• Material provided:
#####

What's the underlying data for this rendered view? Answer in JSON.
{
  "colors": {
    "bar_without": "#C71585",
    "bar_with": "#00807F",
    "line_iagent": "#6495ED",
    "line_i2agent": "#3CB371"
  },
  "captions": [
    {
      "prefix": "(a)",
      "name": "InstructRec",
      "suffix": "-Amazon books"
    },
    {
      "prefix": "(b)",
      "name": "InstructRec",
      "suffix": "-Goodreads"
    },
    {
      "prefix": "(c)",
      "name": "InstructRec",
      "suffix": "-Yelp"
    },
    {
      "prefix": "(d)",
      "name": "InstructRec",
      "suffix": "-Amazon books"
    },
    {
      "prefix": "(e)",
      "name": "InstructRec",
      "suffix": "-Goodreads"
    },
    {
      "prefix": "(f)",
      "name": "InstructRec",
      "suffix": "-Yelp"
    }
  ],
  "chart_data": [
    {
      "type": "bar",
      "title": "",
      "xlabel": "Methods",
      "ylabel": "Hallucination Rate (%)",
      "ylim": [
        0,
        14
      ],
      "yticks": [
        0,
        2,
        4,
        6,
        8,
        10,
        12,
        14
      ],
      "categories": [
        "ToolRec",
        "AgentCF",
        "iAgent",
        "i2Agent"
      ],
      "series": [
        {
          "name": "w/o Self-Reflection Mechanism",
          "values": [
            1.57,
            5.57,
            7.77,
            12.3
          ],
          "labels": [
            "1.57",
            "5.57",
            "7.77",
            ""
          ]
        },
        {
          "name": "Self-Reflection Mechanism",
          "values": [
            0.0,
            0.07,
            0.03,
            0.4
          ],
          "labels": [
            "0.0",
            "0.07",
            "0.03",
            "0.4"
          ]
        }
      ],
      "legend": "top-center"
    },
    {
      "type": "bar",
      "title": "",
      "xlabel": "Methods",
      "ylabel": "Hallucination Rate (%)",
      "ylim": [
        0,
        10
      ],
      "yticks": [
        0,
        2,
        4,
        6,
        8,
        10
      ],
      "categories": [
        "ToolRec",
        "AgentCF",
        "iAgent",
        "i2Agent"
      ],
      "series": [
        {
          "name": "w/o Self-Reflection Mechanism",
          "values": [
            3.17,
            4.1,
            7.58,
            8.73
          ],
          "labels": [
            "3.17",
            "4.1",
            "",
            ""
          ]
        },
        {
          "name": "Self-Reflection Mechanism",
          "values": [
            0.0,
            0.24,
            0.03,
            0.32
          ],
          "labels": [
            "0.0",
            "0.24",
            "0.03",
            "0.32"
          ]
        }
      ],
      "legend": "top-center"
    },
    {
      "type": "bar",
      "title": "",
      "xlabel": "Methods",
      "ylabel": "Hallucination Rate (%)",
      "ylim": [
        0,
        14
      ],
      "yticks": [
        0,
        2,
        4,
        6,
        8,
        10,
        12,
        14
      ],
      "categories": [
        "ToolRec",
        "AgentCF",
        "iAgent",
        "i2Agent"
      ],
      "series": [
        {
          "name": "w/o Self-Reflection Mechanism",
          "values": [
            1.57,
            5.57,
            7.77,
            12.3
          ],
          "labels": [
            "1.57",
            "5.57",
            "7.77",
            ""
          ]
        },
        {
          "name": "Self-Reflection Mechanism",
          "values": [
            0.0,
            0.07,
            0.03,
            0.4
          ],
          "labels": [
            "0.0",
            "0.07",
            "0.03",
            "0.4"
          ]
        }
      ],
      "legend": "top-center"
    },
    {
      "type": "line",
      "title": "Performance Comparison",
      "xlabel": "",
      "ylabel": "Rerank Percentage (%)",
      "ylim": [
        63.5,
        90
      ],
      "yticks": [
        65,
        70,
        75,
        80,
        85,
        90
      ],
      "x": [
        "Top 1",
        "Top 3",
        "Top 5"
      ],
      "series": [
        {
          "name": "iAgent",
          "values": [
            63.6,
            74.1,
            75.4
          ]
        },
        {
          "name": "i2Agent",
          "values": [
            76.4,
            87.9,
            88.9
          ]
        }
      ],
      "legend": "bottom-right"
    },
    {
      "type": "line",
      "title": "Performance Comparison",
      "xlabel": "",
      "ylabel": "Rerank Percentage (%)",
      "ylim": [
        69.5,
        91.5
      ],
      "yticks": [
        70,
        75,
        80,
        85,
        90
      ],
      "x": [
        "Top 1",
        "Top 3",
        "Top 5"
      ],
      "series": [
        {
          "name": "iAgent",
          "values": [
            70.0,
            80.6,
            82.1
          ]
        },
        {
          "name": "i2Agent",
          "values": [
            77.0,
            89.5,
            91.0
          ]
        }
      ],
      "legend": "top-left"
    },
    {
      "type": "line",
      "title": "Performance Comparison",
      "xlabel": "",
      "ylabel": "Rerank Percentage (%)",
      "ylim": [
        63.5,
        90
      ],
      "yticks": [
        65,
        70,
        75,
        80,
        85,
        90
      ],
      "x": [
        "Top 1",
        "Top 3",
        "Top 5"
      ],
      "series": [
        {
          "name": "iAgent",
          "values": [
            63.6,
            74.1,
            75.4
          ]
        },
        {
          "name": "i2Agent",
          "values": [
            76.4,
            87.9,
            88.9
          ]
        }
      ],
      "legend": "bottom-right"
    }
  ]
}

#####

• Directive:
Extract every record and return it verbatim.

• Output for this task:
What's the underlying data for this rendered view? Answer in JSON.
{
  "colors": {
    "bar_without": "#C71585",
    "bar_with": "#00807F",
    "line_iagent": "#6495ED",
    "line_i2agent": "#3CB371"
  },
  "captions": [
    {
      "prefix": "(a)",
      "name": "InstructRec",
      "suffix": "-Amazon books"
    },
    {
      "prefix": "(b)",
      "name": "InstructRec",
      "suffix": "-Goodreads"
    },
    {
      "prefix": "(c)",
      "name": "InstructRec",
      "suffix": "-Yelp"
    },
    {
      "prefix": "(d)",
      "name": "InstructRec",
      "suffix": "-Amazon books"
    },
    {
      "prefix": "(e)",
      "name": "InstructRec",
      "suffix": "-Goodreads"
    },
    {
      "prefix": "(f)",
      "name": "InstructRec",
      "suffix": "-Yelp"
    }
  ],
  "chart_data": [
    {
      "type": "bar",
      "title": "",
      "xlabel": "Methods",
      "ylabel": "Hallucination Rate (%)",
      "ylim": [
        0,
        14
      ],
      "yticks": [
        0,
        2,
        4,
        6,
        8,
        10,
        12,
        14
      ],
      "categories": [
        "ToolRec",
        "AgentCF",
        "iAgent",
        "i2Agent"
      ],
      "series": [
        {
          "name": "w/o Self-Reflection Mechanism",
          "values": [
            1.57,
            5.57,
            7.77,
            12.3
          ],
          "labels": [
            "1.57",
            "5.57",
            "7.77",
            ""
          ]
        },
        {
          "name": "Self-Reflection Mechanism",
          "values": [
            0.0,
            0.07,
            0.03,
            0.4
          ],
          "labels": [
            "0.0",
            "0.07",
            "0.03",
            "0.4"
          ]
        }
      ],
      "legend": "top-center"
    },
    {
      "type": "bar",
      "title": "",
      "xlabel": "Methods",
      "ylabel": "Hallucination Rate (%)",
      "ylim": [
        0,
        10
      ],
      "yticks": [
        0,
        2,
        4,
        6,
        8,
        10
      ],
      "categories": [
        "ToolRec",
        "AgentCF",
        "iAgent",
        "i2Agent"
      ],
      "series": [
        {
          "name": "w/o Self-Reflection Mechanism",
          "values": [
            3.17,
            4.1,
            7.58,
            8.73
          ],
          "labels": [
            "3.17",
            "4.1",
            "",
            ""
          ]
        },
        {
          "name": "Self-Reflection Mechanism",
          "values": [
            0.0,
            0.24,
            0.03,
            0.32
          ],
          "labels": [
            "0.0",
            "0.24",
            "0.03",
            "0.32"
          ]
        }
      ],
      "legend": "top-center"
    },
    {
      "type": "bar",
      "title": "",
      "xlabel": "Methods",
      "ylabel": "Hallucination Rate (%)",
      "ylim": [
        0,
        14
      ],
      "yticks": [
        0,
        2,
        4,
        6,
        8,
        10,
        12,
        14
      ],
      "categories": [
        "ToolRec",
        "AgentCF",
        "iAgent",
        "i2Agent"
      ],
      "series": [
        {
          "name": "w/o Self-Reflection Mechanism",
          "values": [
            1.57,
            5.57,
            7.77,
            12.3
          ],
          "labels": [
            "1.57",
            "5.57",
            "7.77",
            ""
          ]
        },
        {
          "name": "Self-Reflection Mechanism",
          "values": [
            0.0,
            0.07,
            0.03,
            0.4
          ],
          "labels": [
            "0.0",
            "0.07",
            "0.03",
            "0.4"
          ]
        }
      ],
      "legend": "top-center"
    },
    {
      "type": "line",
      "title": "Performance Comparison",
      "xlabel": "",
      "ylabel": "Rerank Percentage (%)",
      "ylim": [
        63.5,
        90
      ],
      "yticks": [
        65,
        70,
        75,
        80,
        85,
        90
      ],
      "x": [
        "Top 1",
        "Top 3",
        "Top 5"
      ],
      "series": [
        {
          "name": "iAgent",
          "values": [
            63.6,
            74.1,
            75.4
          ]
        },
        {
          "name": "i2Agent",
          "values": [
            76.4,
            87.9,
            88.9
          ]
        }
      ],
      "legend": "bottom-right"
    },
    {
      "type": "line",
      "title": "Performance Comparison",
      "xlabel": "",
      "ylabel": "Rerank Percentage (%)",
      "ylim": [
        69.5,
        91.5
      ],
      "yticks": [
        70,
        75,
        80,
        85,
        90
      ],
      "x": [
        "Top 1",
        "Top 3",
        "Top 5"
      ],
      "series": [
        {
          "name": "iAgent",
          "values": [
            70.0,
            80.6,
            82.1
          ]
        },
        {
          "name": "i2Agent",
          "values": [
            77.0,
            89.5,
            91.0
          ]
        }
      ],
      "legend": "top-left"
    },
    {
      "type": "line",
      "title": "Performance Comparison",
      "xlabel": "",
      "ylabel": "Rerank Percentage (%)",
      "ylim": [
        63.5,
        90
      ],
      "yticks": [
        65,
        70,
        75,
        80,
        85,
        90
      ],
      "x": [
        "Top 1",
        "Top 3",
        "Top 5"
      ],
      "series": [
        {
          "name": "iAgent",
          "values": [
            63.6,
            74.1,
            75.4
          ]
        },
        {
          "name": "i2Agent",
          "values": [
            76.4,
            87.9,
            88.9
          ]
        }
      ],
      "legend": "bottom-right"
    }
  ]
}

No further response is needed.